(Dataset rows)
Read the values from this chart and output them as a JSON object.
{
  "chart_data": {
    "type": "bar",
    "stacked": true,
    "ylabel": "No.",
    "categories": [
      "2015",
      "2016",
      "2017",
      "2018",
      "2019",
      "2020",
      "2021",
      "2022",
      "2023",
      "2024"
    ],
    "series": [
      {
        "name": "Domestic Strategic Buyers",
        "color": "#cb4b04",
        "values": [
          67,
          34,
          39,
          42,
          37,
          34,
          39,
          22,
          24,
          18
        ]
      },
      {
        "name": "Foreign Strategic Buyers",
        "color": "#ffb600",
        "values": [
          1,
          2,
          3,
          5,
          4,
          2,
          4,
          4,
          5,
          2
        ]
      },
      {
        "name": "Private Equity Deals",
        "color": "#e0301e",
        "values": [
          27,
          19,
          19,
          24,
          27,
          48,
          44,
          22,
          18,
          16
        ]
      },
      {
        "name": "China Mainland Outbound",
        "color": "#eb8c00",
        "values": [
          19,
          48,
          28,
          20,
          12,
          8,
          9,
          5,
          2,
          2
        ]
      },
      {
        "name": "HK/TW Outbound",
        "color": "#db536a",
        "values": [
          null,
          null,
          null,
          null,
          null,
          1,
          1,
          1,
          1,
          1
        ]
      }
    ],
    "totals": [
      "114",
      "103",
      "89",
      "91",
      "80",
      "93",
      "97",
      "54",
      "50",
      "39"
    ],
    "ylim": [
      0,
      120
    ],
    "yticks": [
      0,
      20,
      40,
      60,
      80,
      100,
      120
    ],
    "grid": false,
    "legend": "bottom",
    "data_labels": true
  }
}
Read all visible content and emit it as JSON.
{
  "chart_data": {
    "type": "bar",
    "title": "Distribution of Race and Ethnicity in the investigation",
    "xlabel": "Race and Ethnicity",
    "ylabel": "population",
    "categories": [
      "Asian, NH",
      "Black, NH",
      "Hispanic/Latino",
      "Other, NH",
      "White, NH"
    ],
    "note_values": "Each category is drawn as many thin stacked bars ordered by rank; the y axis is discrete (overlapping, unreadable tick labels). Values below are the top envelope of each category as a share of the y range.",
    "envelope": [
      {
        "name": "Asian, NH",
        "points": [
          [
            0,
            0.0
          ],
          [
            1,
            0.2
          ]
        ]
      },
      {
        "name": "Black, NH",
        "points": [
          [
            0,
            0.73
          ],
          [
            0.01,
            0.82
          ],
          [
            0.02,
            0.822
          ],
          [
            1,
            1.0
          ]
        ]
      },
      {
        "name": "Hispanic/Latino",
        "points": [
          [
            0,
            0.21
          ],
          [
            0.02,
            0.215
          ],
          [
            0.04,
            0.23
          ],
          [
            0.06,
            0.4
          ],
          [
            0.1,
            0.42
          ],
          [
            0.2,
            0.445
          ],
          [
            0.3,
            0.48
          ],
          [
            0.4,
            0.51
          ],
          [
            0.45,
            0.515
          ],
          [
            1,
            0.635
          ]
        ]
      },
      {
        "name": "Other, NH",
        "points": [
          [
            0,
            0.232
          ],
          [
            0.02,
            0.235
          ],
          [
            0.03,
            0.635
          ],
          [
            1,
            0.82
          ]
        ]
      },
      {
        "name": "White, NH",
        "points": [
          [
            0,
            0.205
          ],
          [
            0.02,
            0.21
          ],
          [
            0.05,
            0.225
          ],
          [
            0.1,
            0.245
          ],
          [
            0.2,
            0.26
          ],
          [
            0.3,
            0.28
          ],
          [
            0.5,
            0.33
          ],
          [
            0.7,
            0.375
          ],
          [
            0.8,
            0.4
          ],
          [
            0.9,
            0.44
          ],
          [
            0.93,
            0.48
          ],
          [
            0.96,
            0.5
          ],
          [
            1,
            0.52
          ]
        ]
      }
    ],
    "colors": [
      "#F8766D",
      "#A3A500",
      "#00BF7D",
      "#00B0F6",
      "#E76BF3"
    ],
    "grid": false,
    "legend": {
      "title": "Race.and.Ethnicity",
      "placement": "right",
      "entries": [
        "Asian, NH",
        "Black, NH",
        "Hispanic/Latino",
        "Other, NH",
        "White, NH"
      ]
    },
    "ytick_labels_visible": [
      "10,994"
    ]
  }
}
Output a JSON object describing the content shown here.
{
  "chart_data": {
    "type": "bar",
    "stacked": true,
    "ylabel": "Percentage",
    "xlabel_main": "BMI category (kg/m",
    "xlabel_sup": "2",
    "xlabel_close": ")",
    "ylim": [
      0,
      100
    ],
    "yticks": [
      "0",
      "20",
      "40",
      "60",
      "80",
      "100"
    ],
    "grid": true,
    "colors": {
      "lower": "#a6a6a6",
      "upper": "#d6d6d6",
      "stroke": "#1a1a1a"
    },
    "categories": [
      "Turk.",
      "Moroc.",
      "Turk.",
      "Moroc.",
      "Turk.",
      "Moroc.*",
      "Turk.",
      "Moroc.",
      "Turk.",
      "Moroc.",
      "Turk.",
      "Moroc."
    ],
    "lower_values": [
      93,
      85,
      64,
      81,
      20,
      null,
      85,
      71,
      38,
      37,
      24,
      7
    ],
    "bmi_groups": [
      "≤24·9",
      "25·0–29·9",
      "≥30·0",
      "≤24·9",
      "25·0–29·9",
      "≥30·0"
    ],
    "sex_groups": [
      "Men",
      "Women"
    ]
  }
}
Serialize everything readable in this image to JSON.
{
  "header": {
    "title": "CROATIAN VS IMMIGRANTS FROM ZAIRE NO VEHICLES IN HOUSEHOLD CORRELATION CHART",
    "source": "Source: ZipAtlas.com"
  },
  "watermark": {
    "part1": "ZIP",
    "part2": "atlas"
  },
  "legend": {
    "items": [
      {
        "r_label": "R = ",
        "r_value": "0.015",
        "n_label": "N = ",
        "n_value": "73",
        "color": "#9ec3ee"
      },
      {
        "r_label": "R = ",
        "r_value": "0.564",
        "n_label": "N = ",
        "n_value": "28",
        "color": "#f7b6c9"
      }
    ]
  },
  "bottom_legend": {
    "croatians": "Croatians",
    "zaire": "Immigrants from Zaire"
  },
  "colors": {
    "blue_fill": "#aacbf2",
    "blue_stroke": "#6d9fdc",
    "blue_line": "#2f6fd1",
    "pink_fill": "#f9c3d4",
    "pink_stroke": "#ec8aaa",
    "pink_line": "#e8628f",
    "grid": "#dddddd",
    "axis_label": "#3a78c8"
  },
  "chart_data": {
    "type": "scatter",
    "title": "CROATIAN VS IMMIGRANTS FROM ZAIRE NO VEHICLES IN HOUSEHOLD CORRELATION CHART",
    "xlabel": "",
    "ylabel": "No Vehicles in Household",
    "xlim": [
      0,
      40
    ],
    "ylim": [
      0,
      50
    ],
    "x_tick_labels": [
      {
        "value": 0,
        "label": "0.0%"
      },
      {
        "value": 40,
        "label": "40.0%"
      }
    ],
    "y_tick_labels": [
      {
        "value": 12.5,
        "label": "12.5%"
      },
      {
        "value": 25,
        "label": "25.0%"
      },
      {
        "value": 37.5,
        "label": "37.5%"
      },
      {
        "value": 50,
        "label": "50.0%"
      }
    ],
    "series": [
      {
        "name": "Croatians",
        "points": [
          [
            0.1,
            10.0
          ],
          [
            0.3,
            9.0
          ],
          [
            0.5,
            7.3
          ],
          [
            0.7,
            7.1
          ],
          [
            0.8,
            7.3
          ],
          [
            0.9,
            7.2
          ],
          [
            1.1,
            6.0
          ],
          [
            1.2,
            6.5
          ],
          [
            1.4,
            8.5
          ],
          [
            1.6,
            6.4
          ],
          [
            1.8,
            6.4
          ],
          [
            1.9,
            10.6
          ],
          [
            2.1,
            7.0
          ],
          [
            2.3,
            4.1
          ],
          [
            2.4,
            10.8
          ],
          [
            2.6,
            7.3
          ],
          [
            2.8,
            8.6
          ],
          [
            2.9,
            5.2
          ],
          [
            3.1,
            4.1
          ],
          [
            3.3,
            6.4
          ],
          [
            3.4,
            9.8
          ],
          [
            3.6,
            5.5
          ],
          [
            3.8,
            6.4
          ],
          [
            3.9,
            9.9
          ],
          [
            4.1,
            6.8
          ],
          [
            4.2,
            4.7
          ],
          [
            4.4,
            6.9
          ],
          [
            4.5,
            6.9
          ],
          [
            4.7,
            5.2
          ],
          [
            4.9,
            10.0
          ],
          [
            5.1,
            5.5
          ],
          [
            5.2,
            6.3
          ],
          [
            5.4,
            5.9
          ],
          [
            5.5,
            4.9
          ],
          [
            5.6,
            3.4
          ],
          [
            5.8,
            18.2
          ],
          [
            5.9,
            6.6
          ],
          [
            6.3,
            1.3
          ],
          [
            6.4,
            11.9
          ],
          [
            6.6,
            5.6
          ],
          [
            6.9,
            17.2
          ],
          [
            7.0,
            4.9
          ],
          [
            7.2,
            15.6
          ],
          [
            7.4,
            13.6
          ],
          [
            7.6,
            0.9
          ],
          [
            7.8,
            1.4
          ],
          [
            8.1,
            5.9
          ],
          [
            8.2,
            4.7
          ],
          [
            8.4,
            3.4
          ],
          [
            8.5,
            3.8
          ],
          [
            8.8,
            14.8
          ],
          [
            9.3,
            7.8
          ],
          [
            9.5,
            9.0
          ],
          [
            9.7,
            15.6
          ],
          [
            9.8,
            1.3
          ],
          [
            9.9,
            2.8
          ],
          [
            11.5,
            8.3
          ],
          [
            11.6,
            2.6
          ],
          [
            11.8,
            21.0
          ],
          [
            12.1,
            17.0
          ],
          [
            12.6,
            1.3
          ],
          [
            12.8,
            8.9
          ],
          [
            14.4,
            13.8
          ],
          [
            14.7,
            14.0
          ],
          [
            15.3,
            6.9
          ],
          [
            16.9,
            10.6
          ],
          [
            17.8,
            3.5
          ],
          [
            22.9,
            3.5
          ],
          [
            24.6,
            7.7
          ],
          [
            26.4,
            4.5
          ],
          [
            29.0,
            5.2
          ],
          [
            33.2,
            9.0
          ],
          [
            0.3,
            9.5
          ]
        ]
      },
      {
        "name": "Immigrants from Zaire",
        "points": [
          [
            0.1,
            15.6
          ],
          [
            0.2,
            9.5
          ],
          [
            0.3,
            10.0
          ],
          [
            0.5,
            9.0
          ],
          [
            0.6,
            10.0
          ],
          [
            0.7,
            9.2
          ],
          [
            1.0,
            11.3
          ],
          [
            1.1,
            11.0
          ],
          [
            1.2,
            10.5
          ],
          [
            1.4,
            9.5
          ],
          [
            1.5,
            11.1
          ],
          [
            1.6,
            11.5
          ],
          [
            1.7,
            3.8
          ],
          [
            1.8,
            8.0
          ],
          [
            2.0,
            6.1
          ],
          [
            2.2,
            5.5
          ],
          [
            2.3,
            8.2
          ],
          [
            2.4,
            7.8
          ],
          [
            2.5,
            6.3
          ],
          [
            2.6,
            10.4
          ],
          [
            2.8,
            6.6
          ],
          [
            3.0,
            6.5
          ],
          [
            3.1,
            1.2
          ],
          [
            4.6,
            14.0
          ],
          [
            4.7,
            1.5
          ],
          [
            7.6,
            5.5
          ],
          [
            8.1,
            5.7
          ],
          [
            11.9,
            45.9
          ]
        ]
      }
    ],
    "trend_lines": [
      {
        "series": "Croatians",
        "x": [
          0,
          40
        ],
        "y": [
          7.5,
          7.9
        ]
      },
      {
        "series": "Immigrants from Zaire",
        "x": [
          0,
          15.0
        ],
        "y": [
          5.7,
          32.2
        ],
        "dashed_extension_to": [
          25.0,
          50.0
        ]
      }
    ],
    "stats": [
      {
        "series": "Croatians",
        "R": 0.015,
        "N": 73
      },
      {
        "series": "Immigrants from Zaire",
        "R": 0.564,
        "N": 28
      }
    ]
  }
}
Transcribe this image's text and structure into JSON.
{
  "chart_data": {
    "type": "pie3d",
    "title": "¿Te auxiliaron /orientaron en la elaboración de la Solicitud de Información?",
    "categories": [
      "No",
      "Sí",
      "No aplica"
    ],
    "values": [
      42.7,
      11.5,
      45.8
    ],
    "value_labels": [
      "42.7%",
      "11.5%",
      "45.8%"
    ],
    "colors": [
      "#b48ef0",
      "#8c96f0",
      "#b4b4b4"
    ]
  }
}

• Problem to solve
Find every line that has "image" in it, then return those lines.

• Worked solution
Serialize everything readable in this image to JSON.
Transcribe this image's text and structure into JSON.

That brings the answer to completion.